Items from a figure collection
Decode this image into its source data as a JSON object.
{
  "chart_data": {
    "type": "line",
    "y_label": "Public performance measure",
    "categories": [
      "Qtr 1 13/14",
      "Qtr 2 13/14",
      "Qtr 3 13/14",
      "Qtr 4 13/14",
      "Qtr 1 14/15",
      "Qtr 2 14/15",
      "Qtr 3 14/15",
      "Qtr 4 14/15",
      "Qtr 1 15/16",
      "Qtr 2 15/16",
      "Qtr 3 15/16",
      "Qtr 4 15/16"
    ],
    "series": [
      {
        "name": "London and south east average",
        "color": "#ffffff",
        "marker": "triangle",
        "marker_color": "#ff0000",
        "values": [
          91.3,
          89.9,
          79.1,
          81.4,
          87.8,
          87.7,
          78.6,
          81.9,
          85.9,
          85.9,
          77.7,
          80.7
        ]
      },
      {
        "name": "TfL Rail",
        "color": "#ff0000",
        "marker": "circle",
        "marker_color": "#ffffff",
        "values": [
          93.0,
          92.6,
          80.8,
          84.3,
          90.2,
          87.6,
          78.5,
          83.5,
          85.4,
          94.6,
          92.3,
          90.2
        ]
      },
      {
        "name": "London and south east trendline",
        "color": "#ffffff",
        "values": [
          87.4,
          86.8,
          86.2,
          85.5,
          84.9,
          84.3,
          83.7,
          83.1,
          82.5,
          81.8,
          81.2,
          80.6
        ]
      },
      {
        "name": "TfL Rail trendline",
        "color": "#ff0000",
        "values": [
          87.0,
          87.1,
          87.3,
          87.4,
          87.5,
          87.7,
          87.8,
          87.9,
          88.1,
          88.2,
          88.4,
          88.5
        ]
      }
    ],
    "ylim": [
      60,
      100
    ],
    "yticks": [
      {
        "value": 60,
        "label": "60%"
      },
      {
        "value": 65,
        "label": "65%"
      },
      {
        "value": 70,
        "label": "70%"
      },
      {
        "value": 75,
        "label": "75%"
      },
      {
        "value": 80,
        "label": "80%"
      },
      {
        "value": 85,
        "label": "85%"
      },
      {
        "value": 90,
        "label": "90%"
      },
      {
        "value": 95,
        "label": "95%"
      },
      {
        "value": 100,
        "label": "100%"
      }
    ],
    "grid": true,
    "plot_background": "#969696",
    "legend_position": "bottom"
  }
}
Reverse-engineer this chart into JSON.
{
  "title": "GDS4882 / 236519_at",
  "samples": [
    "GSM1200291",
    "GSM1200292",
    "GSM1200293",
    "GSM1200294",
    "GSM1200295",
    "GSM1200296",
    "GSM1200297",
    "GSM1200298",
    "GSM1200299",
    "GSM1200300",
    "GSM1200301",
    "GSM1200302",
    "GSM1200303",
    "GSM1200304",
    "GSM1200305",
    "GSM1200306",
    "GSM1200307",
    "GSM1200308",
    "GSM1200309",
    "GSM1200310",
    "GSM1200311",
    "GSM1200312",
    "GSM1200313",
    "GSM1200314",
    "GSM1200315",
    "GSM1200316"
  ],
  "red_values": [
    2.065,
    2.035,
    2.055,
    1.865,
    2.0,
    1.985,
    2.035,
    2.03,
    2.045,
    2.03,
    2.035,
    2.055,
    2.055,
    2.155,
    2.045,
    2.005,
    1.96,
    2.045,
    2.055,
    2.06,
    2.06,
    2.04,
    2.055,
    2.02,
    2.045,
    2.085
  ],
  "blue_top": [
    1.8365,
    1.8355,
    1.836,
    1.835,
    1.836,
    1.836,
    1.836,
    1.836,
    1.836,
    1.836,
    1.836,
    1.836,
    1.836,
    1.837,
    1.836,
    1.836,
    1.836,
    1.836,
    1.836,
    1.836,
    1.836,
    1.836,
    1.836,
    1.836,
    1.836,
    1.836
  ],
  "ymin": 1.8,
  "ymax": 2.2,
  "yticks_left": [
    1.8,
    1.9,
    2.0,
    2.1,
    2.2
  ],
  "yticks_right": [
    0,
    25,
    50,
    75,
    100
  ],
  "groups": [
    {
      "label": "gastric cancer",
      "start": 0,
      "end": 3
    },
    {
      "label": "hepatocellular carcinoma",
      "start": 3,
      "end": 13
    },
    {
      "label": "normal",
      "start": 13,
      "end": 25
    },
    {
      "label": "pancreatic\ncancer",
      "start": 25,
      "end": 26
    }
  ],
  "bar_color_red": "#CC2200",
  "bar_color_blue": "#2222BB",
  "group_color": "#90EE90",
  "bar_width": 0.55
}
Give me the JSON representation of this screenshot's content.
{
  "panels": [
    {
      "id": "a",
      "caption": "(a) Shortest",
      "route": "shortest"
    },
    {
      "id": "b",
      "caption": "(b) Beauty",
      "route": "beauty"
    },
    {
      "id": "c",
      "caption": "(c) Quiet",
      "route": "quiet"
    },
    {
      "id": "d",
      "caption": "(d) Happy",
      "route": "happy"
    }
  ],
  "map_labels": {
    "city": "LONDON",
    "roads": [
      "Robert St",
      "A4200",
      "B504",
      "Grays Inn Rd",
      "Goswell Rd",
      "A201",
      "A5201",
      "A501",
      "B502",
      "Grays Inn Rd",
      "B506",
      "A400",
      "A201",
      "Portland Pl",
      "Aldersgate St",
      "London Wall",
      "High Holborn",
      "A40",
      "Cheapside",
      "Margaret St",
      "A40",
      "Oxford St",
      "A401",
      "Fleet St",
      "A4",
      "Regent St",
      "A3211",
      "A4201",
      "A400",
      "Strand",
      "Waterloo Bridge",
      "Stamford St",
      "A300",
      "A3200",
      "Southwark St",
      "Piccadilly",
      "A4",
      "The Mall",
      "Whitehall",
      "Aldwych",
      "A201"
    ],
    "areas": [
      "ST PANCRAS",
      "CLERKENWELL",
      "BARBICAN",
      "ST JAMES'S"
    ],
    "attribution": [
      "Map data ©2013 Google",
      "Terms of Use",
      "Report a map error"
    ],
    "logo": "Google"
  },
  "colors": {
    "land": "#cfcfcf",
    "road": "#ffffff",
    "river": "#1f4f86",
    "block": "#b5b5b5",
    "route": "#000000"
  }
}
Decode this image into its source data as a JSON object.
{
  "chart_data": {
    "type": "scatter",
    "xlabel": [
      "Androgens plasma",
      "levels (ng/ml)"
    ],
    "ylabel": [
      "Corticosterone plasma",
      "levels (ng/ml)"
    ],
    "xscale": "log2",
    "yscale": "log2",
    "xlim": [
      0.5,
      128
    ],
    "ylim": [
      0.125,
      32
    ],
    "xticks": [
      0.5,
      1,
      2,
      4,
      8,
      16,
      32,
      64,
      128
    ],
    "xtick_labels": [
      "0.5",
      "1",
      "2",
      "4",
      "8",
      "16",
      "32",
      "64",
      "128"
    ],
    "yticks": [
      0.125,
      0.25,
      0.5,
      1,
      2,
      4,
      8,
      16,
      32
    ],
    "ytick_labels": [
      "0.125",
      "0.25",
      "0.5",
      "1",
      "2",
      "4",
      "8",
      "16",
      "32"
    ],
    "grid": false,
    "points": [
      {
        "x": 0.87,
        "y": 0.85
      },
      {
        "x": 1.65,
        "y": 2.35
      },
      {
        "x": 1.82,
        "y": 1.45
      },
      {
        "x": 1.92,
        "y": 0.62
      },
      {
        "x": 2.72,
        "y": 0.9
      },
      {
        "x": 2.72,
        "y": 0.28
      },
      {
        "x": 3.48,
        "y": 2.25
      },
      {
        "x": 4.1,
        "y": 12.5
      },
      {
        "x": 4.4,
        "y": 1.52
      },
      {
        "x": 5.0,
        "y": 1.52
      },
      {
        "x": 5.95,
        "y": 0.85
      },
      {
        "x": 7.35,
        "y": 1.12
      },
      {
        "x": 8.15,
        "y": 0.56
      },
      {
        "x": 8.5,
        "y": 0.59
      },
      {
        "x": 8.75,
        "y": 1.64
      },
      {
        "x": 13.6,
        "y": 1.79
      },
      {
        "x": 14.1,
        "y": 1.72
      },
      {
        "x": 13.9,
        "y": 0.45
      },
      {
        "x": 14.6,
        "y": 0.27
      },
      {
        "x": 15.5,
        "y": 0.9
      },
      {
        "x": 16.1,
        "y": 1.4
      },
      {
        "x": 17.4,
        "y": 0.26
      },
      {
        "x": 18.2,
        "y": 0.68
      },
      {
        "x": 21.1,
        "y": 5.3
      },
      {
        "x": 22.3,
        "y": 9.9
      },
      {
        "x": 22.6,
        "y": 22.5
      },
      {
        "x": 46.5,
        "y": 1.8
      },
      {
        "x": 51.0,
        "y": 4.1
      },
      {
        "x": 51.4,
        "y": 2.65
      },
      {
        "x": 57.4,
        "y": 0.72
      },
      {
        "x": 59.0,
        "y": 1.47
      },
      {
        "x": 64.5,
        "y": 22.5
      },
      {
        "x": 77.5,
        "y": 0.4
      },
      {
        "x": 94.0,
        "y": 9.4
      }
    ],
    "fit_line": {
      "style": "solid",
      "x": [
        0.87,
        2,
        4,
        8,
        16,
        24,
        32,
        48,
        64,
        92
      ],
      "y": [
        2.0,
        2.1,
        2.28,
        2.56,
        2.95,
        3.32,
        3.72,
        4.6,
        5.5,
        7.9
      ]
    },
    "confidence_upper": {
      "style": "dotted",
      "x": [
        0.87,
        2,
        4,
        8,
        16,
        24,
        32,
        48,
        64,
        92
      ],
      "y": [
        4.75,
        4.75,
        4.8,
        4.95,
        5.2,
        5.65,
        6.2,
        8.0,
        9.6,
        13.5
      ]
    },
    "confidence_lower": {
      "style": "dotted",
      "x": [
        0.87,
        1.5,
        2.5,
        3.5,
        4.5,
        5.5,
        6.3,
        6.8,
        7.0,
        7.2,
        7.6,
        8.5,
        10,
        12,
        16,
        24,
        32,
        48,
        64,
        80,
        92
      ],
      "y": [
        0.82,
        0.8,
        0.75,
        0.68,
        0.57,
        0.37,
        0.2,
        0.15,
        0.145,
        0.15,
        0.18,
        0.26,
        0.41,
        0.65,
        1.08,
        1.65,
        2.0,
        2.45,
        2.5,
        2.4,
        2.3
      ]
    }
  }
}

#### Job:
Copy all lines from the data that hold the word "JSON".

#### In response:
Decode this image into its source data as a JSON object.
Reverse-engineer this chart into JSON.
Give me the JSON representation of this screenshot's content.
Decode this image into its source data as a JSON object.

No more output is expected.